## TASK INSTRUCTIONS
Identify every line in the material below that contains the string "świadczeniobiorców", and copy each one. Case counts.

Items from a data source:
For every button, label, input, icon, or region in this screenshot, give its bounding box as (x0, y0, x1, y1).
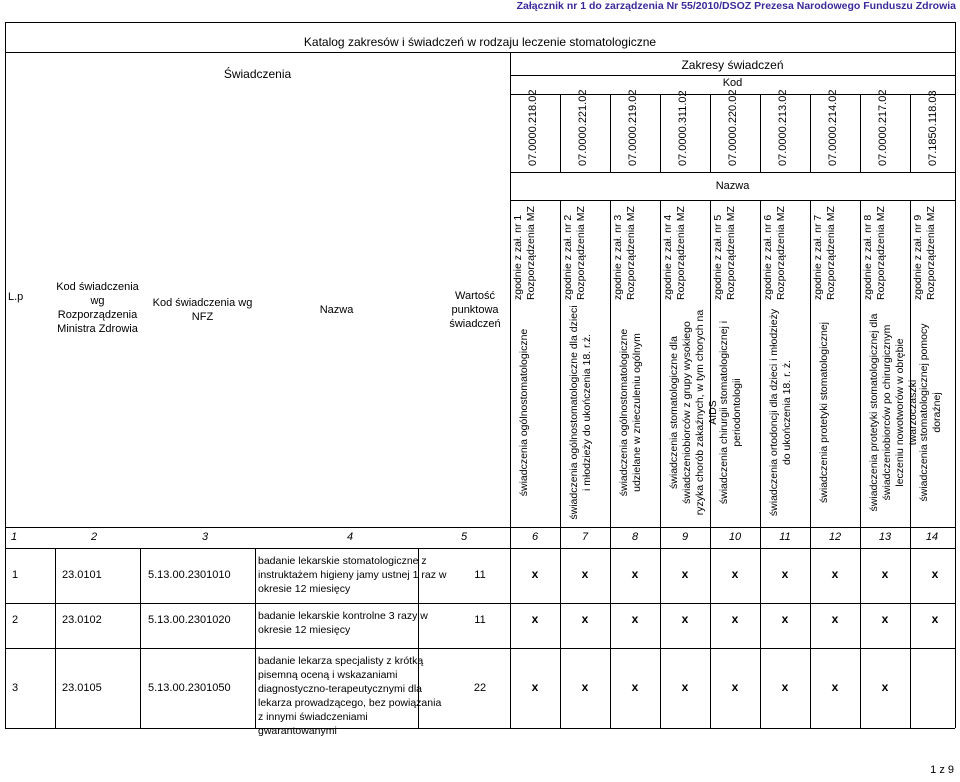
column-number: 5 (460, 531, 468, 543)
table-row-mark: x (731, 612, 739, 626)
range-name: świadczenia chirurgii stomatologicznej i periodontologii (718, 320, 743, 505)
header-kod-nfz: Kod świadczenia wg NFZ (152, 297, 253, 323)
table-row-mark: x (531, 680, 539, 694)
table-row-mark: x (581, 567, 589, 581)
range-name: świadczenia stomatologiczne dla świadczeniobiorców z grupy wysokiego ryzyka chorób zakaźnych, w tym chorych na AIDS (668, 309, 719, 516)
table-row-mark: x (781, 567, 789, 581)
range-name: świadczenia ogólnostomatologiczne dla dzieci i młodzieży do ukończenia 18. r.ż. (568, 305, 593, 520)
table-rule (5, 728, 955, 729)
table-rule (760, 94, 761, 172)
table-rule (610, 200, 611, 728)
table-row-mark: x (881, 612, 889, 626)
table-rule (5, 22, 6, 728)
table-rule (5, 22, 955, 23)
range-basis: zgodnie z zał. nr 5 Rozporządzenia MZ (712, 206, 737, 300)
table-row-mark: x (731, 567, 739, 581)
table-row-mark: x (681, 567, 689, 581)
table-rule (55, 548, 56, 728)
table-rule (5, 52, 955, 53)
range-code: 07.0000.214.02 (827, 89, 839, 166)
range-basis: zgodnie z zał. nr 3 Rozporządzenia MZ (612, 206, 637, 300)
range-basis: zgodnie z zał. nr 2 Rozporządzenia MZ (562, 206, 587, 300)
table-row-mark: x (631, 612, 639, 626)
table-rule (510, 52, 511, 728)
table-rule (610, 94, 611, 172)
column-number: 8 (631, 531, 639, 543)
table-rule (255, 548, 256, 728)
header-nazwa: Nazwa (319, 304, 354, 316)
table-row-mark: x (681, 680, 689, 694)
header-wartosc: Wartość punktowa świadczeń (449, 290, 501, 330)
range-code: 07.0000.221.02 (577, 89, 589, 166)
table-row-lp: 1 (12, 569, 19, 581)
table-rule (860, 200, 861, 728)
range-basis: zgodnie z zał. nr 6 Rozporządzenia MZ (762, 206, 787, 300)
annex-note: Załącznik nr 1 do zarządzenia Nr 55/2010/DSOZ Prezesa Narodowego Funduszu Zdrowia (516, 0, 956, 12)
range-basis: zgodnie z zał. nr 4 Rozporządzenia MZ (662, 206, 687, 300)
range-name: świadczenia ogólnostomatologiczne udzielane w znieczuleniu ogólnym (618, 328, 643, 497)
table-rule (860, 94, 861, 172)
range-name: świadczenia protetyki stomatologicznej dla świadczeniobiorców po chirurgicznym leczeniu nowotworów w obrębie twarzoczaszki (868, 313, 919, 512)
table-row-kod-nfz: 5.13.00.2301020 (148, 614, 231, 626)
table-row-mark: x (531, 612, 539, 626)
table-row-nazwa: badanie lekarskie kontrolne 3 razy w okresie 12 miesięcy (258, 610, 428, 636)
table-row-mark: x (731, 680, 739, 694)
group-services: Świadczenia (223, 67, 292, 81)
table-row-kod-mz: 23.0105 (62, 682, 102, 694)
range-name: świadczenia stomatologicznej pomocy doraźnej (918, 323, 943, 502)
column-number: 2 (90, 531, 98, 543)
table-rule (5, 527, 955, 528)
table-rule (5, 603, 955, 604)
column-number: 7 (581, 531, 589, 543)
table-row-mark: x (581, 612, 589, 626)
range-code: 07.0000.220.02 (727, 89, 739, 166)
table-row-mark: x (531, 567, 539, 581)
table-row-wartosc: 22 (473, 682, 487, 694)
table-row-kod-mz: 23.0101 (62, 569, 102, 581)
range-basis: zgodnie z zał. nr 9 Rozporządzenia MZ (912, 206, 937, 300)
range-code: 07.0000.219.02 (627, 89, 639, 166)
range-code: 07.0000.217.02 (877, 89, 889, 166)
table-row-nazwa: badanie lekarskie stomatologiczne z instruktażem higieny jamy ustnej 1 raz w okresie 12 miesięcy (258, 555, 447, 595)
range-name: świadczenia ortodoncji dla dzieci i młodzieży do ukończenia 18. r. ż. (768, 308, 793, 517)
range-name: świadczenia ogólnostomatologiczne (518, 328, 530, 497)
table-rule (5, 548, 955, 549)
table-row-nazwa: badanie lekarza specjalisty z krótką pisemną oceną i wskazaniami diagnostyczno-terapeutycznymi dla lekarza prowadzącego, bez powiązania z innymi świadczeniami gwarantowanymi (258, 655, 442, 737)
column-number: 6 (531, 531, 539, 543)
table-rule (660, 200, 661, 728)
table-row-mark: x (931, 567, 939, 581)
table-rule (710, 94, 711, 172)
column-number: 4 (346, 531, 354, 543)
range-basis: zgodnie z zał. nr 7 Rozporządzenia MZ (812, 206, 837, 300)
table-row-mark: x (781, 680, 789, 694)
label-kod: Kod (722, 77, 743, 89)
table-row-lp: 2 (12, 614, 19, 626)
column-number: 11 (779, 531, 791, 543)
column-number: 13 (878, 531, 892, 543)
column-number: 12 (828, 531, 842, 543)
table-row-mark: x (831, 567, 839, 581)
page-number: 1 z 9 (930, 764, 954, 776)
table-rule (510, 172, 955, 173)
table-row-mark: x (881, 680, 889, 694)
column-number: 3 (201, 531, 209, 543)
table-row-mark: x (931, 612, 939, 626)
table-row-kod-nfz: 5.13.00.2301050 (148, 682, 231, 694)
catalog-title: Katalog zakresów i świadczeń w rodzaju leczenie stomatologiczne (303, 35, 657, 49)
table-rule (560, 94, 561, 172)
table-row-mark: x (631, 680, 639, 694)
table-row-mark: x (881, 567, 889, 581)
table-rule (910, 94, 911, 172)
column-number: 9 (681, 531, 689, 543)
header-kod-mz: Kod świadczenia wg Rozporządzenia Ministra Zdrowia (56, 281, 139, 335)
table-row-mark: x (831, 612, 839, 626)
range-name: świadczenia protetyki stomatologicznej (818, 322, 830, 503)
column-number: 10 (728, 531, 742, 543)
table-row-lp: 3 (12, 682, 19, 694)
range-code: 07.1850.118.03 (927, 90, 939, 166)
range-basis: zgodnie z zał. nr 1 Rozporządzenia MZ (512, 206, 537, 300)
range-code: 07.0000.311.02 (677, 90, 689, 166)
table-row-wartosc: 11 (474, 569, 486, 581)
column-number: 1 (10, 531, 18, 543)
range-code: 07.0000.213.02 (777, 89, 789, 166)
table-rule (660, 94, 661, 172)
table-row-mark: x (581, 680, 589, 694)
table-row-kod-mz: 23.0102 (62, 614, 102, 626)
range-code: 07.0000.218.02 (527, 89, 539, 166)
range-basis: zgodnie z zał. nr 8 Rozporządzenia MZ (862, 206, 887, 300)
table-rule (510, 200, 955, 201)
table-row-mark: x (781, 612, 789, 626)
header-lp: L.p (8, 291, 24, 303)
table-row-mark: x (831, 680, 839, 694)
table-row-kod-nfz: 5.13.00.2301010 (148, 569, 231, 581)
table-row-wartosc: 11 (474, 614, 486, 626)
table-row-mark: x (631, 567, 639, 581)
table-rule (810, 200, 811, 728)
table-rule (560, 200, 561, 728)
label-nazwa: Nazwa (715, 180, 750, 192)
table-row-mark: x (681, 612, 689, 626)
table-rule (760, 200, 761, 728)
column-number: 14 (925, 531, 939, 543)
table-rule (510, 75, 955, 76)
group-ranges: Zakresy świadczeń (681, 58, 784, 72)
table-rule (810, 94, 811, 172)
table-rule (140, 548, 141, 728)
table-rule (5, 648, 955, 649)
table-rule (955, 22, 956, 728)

## EXERCISE OUTPUT
range-name: świadczenia stomatologiczne dla świadczeniobiorców z grupy wysokiego ryzyka chorób zakaźnych, w tym chorych na AIDS (668, 309, 719, 516)
range-name: świadczenia protetyki stomatologicznej dla świadczeniobiorców po chirurgicznym leczeniu nowotworów w obrębie twarzoczaszki (868, 313, 919, 512)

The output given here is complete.